| TASK GOAL |
Copy out each line of the material below that holds the string "silica".

| RECORDS PROVIDED |
<<<<
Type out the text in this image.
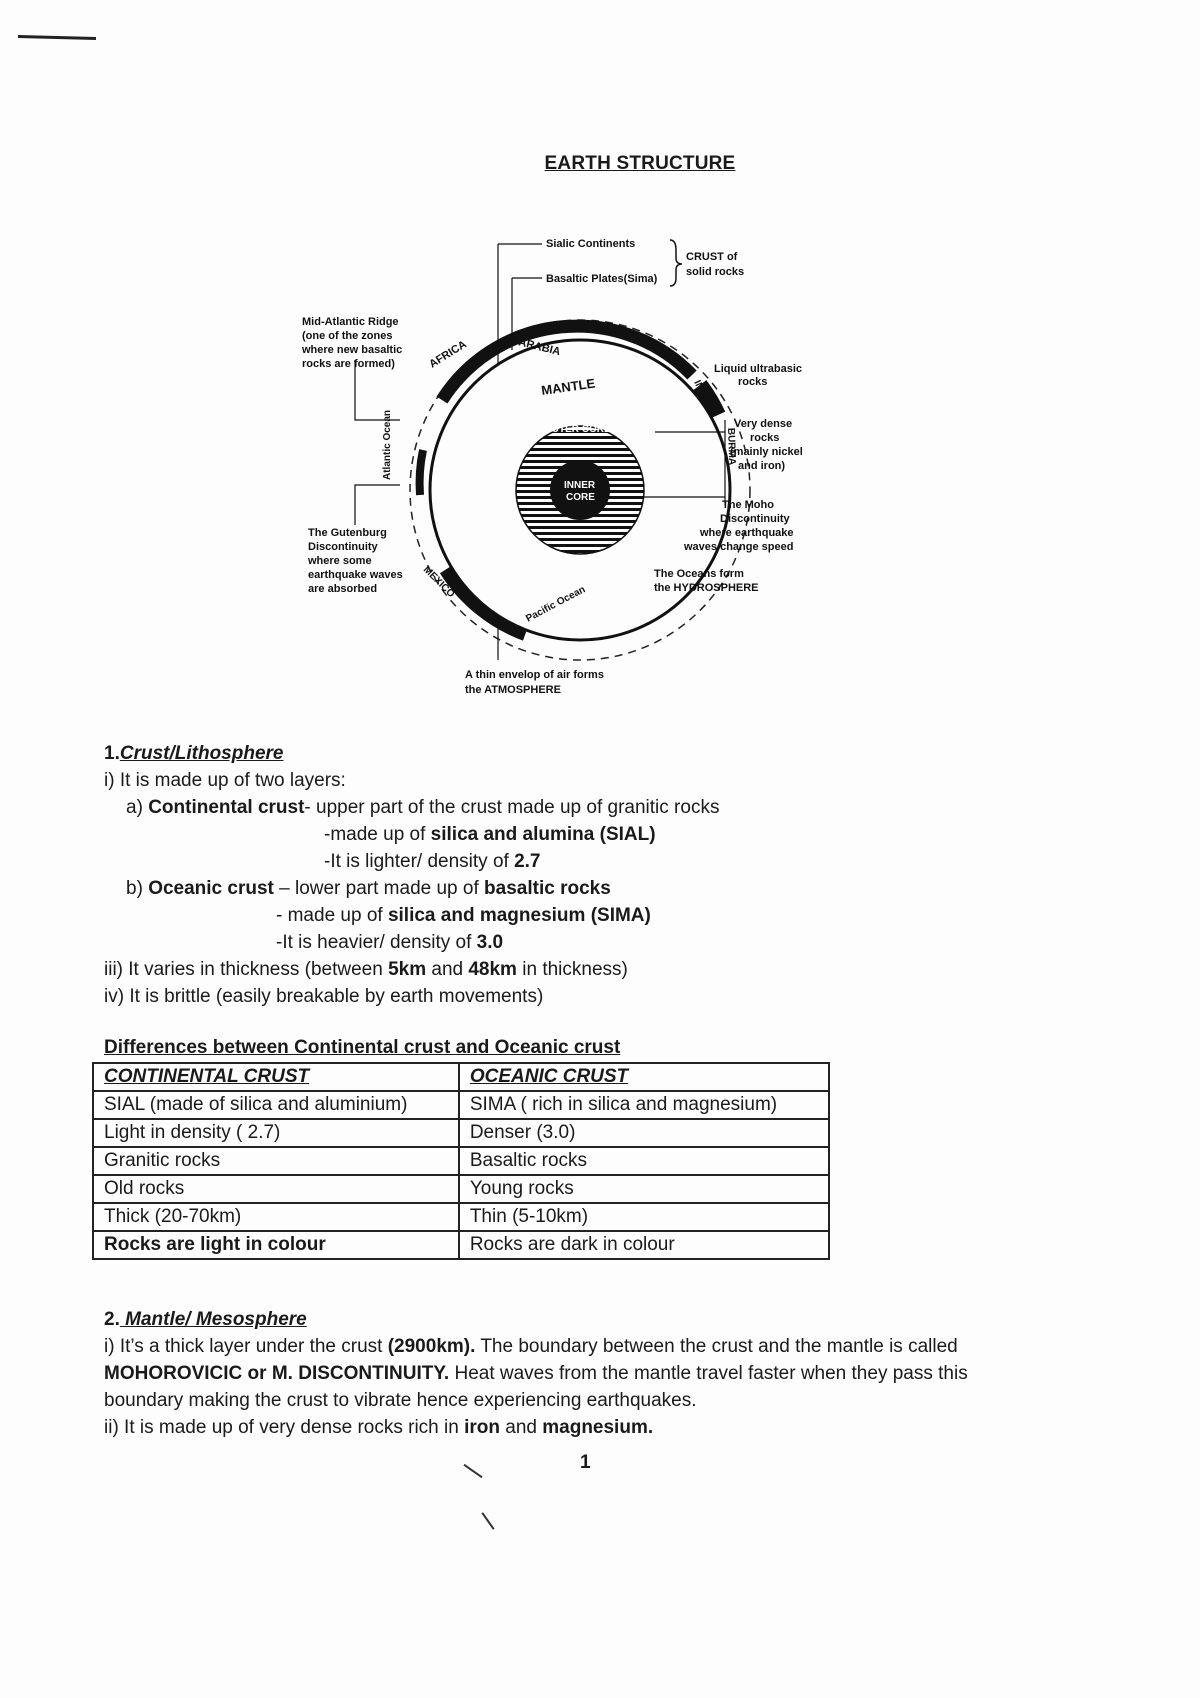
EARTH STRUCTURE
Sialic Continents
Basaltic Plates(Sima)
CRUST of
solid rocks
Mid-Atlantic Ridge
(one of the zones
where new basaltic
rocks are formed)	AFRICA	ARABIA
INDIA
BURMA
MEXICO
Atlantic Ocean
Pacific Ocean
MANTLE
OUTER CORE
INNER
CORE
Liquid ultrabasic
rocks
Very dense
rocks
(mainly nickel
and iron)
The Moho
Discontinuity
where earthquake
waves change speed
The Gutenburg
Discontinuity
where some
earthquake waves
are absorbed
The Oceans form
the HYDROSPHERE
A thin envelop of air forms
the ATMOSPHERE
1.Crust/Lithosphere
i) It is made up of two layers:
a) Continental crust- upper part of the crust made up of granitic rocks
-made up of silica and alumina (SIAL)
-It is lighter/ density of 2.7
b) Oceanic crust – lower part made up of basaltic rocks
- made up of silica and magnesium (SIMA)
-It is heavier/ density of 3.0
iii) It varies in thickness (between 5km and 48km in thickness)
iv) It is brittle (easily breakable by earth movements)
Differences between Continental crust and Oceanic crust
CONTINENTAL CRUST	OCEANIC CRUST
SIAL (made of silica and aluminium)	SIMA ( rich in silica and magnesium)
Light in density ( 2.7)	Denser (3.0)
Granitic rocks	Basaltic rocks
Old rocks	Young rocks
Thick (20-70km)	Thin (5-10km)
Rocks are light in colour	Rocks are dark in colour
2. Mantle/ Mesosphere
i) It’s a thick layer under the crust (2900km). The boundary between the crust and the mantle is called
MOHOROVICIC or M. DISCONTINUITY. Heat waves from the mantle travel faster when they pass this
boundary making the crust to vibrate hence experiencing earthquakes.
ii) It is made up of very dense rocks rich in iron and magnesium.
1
>>>>
| TASK RESULT |
-made up of silica and alumina (SIAL)
- made up of silica and magnesium (SIMA)
SIAL (made of silica and aluminium)	SIMA ( rich in silica and magnesium)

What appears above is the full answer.